> [Aim of the exercise] Below is a block of records: output all of them exactly and leave out the pictures.

> [Records provided]
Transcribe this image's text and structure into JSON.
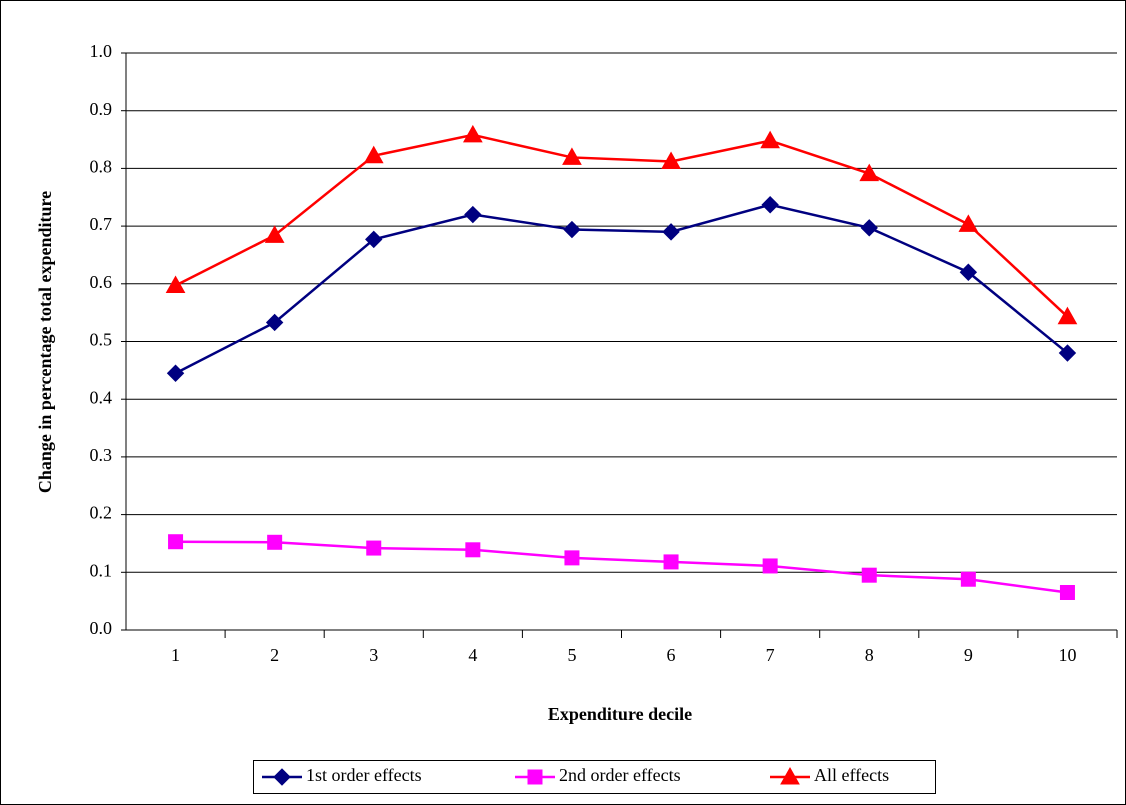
{
  "chart_data": {
    "type": "line",
    "x_label": "Expenditure decile",
    "y_label": "Change in percentage total expenditure",
    "categories": [
      "1",
      "2",
      "3",
      "4",
      "5",
      "6",
      "7",
      "8",
      "9",
      "10"
    ],
    "series": [
      {
        "name": "1st order effects",
        "color": "#000080",
        "marker": "diamond",
        "values": [
          0.445,
          0.533,
          0.677,
          0.72,
          0.694,
          0.69,
          0.737,
          0.697,
          0.62,
          0.48
        ]
      },
      {
        "name": "2nd order effects",
        "color": "#ff00ff",
        "marker": "square",
        "values": [
          0.153,
          0.152,
          0.142,
          0.139,
          0.125,
          0.118,
          0.111,
          0.095,
          0.088,
          0.065
        ]
      },
      {
        "name": "All effects",
        "color": "#ff0000",
        "marker": "triangle",
        "values": [
          0.597,
          0.684,
          0.822,
          0.858,
          0.819,
          0.812,
          0.848,
          0.791,
          0.703,
          0.543
        ]
      }
    ],
    "ylim": [
      0,
      1
    ],
    "yticks": [
      {
        "value": 0,
        "label": "0.0"
      },
      0.1,
      0.2,
      0.3,
      0.4,
      0.5,
      0.6,
      0.7,
      0.8,
      0.9,
      {
        "value": 1,
        "label": "1.0"
      }
    ],
    "grid": true,
    "legend": "bottom"
  }
}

> [Output for this exercise]
Transcribe this image's text and structure into JSON.
{
  "chart_data": {
    "type": "line",
    "x_label": "Expenditure decile",
    "y_label": "Change in percentage total expenditure",
    "categories": [
      "1",
      "2",
      "3",
      "4",
      "5",
      "6",
      "7",
      "8",
      "9",
      "10"
    ],
    "series": [
      {
        "name": "1st order effects",
        "color": "#000080",
        "marker": "diamond",
        "values": [
          0.445,
          0.533,
          0.677,
          0.72,
          0.694,
          0.69,
          0.737,
          0.697,
          0.62,
          0.48
        ]
      },
      {
        "name": "2nd order effects",
        "color": "#ff00ff",
        "marker": "square",
        "values": [
          0.153,
          0.152,
          0.142,
          0.139,
          0.125,
          0.118,
          0.111,
          0.095,
          0.088,
          0.065
        ]
      },
      {
        "name": "All effects",
        "color": "#ff0000",
        "marker": "triangle",
        "values": [
          0.597,
          0.684,
          0.822,
          0.858,
          0.819,
          0.812,
          0.848,
          0.791,
          0.703,
          0.543
        ]
      }
    ],
    "ylim": [
      0,
      1
    ],
    "yticks": [
      {
        "value": 0,
        "label": "0.0"
      },
      0.1,
      0.2,
      0.3,
      0.4,
      0.5,
      0.6,
      0.7,
      0.8,
      0.9,
      {
        "value": 1,
        "label": "1.0"
      }
    ],
    "grid": true,
    "legend": "bottom"
  }
}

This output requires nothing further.